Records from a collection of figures
○ ○ ○ ○ ○ ○ ○
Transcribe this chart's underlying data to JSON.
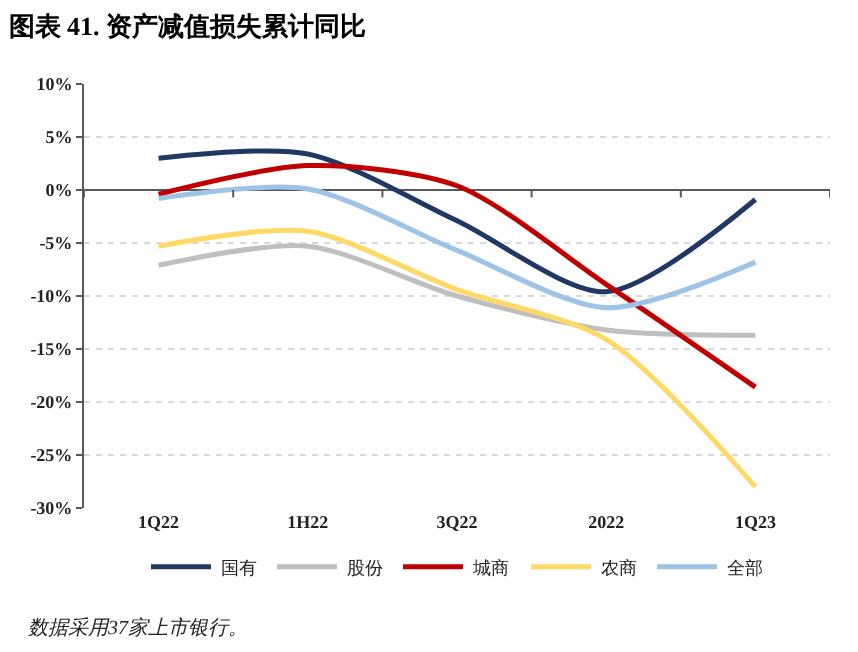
{
  "chart_data": {
    "type": "line",
    "title": "图表 41. 资产减值损失累计同比",
    "categories": [
      "1Q22",
      "1H22",
      "3Q22",
      "2022",
      "1Q23"
    ],
    "series": [
      {
        "name": "国有",
        "color": "#1f3864",
        "values": [
          3.0,
          3.4,
          -2.9,
          -9.6,
          -0.9
        ]
      },
      {
        "name": "股份",
        "color": "#bfbfbf",
        "values": [
          -7.1,
          -5.3,
          -10.0,
          -13.2,
          -13.7
        ]
      },
      {
        "name": "城商",
        "color": "#c00000",
        "values": [
          -0.4,
          2.3,
          0.4,
          -8.9,
          -18.6
        ]
      },
      {
        "name": "农商",
        "color": "#ffd966",
        "values": [
          -5.3,
          -3.9,
          -9.4,
          -14.1,
          -28.0
        ]
      },
      {
        "name": "全部",
        "color": "#9dc3e6",
        "values": [
          -0.8,
          0.1,
          -5.7,
          -11.1,
          -6.8
        ]
      }
    ],
    "ylim": [
      -30,
      10
    ],
    "yticks": [
      {
        "value": -30,
        "label": "-30%"
      },
      {
        "value": -25,
        "label": "-25%"
      },
      {
        "value": -20,
        "label": "-20%"
      },
      {
        "value": -15,
        "label": "-15%"
      },
      {
        "value": -10,
        "label": "-10%"
      },
      {
        "value": -5,
        "label": "-5%"
      },
      {
        "value": 0,
        "label": "0%"
      },
      {
        "value": 5,
        "label": "5%"
      },
      {
        "value": 10,
        "label": "10%"
      }
    ],
    "grid": "y",
    "legend": "bottom",
    "marker": "none",
    "line_style": "solid",
    "annotations": [
      "数据采用37家上市银行。"
    ]
  }
}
○ ○ ○ ○ ○ ○ ○
• [INSTRUCTIONS FOR THE TASK]: Show each line of the listing that holds the string "name".

• [CORRECT RESULT]:
        "name": "国有",
        "name": "股份",
        "name": "城商",
        "name": "农商",
        "name": "全部",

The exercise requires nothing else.